··· MATERIALS PROVIDED
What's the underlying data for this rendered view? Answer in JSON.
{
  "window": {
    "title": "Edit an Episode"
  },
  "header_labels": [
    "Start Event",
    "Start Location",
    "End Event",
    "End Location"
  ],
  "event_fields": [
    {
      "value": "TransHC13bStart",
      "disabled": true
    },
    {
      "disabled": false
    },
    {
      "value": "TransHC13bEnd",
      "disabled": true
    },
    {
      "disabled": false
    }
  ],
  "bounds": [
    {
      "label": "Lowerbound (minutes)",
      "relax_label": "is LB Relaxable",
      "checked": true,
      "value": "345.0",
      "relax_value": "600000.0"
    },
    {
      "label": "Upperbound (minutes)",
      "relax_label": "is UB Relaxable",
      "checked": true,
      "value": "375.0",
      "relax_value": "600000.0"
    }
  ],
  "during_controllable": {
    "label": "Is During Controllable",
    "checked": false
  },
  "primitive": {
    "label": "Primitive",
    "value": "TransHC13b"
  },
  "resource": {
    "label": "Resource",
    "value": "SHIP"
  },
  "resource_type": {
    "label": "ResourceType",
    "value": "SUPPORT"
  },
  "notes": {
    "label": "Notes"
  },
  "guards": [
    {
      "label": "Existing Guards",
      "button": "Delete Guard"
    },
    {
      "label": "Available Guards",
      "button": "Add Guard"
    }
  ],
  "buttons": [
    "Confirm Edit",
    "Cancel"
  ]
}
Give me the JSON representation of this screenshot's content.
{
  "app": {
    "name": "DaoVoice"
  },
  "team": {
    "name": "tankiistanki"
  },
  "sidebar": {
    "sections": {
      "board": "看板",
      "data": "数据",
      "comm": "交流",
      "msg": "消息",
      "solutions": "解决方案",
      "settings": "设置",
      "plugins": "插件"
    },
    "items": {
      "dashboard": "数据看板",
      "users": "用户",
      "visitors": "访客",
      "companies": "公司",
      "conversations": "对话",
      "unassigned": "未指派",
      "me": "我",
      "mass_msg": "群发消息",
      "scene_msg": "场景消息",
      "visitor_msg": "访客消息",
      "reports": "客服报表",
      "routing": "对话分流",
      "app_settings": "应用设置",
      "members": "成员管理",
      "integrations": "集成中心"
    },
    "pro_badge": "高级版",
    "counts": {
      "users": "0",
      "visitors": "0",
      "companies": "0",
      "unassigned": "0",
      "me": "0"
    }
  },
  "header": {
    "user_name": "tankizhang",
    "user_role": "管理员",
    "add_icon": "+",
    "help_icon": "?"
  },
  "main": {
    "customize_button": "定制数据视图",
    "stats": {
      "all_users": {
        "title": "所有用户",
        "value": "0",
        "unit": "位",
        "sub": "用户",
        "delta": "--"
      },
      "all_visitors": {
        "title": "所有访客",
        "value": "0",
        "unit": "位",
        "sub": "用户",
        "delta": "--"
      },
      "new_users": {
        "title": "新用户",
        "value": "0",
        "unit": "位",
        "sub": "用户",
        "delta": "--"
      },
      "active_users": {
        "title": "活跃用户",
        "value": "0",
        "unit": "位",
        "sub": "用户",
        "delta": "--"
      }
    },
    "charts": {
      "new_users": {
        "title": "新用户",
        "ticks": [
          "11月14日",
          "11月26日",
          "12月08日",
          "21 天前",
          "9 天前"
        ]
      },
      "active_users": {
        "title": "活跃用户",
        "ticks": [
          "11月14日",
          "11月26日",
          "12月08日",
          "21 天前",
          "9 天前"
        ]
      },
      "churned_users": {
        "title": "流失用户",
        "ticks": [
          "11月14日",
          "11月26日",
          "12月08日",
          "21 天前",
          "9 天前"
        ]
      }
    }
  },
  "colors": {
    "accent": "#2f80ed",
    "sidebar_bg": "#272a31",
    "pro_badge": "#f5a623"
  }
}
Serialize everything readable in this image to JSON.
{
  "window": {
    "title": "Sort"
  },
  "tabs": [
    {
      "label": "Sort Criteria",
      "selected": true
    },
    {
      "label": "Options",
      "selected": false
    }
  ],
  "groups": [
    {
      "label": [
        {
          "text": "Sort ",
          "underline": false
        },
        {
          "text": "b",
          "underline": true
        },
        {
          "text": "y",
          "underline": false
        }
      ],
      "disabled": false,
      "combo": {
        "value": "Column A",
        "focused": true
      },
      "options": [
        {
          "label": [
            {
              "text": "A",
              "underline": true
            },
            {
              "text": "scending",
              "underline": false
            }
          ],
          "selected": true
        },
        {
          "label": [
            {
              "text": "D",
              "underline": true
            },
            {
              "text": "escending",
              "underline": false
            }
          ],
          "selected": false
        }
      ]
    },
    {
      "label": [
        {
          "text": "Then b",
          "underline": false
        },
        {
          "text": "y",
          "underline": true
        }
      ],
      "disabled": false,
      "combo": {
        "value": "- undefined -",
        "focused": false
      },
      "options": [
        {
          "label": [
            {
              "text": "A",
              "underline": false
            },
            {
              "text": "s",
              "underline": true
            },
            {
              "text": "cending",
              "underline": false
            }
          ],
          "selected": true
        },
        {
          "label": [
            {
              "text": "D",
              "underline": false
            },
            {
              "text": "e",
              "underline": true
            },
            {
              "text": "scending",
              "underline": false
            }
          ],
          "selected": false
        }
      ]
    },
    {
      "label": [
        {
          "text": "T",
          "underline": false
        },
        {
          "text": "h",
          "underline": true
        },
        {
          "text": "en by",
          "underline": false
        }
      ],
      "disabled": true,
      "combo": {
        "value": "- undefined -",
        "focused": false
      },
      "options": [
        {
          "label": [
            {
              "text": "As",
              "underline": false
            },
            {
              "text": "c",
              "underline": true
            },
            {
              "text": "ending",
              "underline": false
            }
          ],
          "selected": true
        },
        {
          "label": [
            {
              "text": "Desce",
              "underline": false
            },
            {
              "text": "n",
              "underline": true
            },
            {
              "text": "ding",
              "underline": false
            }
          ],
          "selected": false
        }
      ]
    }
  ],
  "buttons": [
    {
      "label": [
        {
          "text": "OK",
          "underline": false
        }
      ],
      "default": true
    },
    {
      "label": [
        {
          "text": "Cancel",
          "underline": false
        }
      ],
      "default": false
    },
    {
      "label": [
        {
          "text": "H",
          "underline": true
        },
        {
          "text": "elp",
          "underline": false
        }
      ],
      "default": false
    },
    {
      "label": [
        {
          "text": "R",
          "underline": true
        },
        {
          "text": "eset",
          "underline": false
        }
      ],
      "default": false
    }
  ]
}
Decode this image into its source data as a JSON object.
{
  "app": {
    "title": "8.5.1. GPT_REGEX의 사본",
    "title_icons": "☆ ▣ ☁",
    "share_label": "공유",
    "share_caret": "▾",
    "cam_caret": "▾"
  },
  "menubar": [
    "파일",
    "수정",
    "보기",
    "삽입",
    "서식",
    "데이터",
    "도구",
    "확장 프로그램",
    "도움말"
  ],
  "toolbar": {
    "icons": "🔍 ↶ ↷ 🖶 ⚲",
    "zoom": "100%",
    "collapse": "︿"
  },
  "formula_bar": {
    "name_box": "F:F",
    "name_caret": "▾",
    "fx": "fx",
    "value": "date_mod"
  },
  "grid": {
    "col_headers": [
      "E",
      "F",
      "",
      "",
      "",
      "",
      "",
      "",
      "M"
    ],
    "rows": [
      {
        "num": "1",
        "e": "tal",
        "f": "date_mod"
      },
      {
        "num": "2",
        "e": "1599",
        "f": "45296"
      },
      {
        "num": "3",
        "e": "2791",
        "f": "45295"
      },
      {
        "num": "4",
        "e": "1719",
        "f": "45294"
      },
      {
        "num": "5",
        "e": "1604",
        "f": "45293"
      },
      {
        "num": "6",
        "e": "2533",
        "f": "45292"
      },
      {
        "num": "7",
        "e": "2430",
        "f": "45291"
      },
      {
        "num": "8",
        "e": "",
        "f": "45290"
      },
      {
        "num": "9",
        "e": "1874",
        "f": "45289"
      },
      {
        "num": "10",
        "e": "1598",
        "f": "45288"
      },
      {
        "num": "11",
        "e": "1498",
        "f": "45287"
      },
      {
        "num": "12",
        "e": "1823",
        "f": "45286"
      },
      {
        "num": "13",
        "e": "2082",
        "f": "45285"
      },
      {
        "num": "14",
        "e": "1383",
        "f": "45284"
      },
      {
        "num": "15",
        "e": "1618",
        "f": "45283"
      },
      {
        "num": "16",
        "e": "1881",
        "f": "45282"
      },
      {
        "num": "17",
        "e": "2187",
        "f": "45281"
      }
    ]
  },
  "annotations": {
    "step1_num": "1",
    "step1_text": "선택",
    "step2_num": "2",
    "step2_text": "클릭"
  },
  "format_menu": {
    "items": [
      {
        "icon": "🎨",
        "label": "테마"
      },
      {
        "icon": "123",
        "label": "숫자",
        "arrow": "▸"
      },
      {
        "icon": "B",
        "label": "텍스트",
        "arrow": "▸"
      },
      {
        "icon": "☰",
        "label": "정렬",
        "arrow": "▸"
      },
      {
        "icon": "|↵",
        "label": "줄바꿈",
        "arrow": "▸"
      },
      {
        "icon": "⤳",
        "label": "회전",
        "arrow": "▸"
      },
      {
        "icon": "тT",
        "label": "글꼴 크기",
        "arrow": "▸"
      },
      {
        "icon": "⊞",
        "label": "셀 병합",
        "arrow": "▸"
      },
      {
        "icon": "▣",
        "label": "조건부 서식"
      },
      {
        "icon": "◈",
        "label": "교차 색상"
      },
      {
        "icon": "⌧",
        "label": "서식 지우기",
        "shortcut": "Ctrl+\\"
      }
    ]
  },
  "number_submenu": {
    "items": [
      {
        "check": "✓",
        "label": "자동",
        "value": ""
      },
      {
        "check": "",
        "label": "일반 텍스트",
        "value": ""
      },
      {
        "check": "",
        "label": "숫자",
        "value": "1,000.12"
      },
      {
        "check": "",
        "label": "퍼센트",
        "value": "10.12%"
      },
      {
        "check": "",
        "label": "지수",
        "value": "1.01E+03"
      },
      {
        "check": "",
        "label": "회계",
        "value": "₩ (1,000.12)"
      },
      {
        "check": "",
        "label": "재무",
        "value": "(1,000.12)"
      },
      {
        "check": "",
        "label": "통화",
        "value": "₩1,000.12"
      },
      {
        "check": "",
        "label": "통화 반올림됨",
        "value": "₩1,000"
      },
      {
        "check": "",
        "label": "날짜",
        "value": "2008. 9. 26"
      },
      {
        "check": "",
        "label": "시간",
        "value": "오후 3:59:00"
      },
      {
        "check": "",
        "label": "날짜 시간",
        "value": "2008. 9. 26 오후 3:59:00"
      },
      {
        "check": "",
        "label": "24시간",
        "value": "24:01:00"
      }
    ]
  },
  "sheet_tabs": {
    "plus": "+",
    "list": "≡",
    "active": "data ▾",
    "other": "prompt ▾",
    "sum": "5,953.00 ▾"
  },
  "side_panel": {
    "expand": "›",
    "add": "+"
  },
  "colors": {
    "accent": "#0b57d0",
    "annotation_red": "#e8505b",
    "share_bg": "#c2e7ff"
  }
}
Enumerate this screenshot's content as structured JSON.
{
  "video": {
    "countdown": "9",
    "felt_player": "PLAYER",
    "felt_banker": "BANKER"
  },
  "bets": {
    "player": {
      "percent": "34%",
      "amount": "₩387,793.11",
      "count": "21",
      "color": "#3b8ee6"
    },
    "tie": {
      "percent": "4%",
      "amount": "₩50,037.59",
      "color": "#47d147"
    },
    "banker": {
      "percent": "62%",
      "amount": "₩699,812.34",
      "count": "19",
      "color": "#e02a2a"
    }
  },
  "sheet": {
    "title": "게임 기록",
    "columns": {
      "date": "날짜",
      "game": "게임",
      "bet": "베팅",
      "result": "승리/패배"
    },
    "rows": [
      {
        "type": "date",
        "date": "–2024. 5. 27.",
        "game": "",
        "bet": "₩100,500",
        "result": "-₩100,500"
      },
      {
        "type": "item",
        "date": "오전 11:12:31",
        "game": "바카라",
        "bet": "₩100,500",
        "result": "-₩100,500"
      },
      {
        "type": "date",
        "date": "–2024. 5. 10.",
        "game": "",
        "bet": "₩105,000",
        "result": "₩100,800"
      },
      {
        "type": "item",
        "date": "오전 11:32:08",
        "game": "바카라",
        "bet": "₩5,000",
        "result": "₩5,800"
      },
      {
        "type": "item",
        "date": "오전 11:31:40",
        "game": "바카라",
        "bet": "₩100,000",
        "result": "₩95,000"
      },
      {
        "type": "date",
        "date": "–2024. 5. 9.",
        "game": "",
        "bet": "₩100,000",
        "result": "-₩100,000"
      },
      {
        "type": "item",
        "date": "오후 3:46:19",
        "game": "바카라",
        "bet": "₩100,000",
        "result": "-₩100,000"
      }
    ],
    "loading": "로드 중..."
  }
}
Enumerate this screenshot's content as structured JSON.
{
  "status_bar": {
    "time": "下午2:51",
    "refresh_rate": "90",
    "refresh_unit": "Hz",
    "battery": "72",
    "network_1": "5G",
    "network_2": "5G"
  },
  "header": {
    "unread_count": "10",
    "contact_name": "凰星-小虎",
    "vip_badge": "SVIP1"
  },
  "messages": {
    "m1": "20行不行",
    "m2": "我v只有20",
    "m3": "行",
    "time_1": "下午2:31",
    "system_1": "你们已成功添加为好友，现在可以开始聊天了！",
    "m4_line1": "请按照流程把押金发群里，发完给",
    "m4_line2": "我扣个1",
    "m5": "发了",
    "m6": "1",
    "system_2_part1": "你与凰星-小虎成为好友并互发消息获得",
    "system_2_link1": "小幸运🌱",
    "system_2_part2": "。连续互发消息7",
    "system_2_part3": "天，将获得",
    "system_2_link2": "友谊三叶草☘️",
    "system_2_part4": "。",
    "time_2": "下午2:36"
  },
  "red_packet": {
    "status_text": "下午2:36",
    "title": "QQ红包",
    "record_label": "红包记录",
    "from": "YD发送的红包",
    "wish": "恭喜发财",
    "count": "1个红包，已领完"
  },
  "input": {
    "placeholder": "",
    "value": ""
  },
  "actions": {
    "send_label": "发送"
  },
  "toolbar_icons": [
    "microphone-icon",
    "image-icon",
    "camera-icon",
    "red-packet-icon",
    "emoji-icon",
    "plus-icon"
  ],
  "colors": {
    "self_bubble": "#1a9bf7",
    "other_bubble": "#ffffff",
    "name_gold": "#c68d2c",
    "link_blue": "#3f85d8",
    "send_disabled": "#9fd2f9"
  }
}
······
[GOAL OF THE EXERCISE]: Take every line above carrying "minutes" and return it.

[REPLY TO THE TASK]:
      "label": "Lowerbound (minutes)",
      "label": "Upperbound (minutes)",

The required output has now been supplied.